INFORMATION SUPPLIED:
■ ■ ■ ■ ■

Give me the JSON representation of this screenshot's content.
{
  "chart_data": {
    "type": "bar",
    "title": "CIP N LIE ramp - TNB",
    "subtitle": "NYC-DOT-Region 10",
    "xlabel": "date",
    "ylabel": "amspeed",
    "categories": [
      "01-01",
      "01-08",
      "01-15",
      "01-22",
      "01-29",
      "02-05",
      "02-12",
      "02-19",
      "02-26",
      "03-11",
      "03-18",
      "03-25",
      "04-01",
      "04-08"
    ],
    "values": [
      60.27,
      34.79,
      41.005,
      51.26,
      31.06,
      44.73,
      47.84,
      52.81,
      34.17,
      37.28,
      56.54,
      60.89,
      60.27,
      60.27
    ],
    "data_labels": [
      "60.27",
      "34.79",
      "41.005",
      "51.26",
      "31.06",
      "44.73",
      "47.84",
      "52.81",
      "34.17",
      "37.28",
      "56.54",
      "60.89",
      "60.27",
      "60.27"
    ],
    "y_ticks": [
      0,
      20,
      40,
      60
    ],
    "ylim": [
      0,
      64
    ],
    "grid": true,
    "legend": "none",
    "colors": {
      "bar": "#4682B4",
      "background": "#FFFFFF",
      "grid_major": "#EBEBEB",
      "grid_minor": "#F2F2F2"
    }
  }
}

■ ■ ■ ■ ■

TASK DIRECTIONS:
Print out every record again, exactly and in full.

RESPONSE:
Give me the JSON representation of this screenshot's content.
{
  "chart_data": {
    "type": "bar",
    "title": "CIP N LIE ramp - TNB",
    "subtitle": "NYC-DOT-Region 10",
    "xlabel": "date",
    "ylabel": "amspeed",
    "categories": [
      "01-01",
      "01-08",
      "01-15",
      "01-22",
      "01-29",
      "02-05",
      "02-12",
      "02-19",
      "02-26",
      "03-11",
      "03-18",
      "03-25",
      "04-01",
      "04-08"
    ],
    "values": [
      60.27,
      34.79,
      41.005,
      51.26,
      31.06,
      44.73,
      47.84,
      52.81,
      34.17,
      37.28,
      56.54,
      60.89,
      60.27,
      60.27
    ],
    "data_labels": [
      "60.27",
      "34.79",
      "41.005",
      "51.26",
      "31.06",
      "44.73",
      "47.84",
      "52.81",
      "34.17",
      "37.28",
      "56.54",
      "60.89",
      "60.27",
      "60.27"
    ],
    "y_ticks": [
      0,
      20,
      40,
      60
    ],
    "ylim": [
      0,
      64
    ],
    "grid": true,
    "legend": "none",
    "colors": {
      "bar": "#4682B4",
      "background": "#FFFFFF",
      "grid_major": "#EBEBEB",
      "grid_minor": "#F2F2F2"
    }
  }
}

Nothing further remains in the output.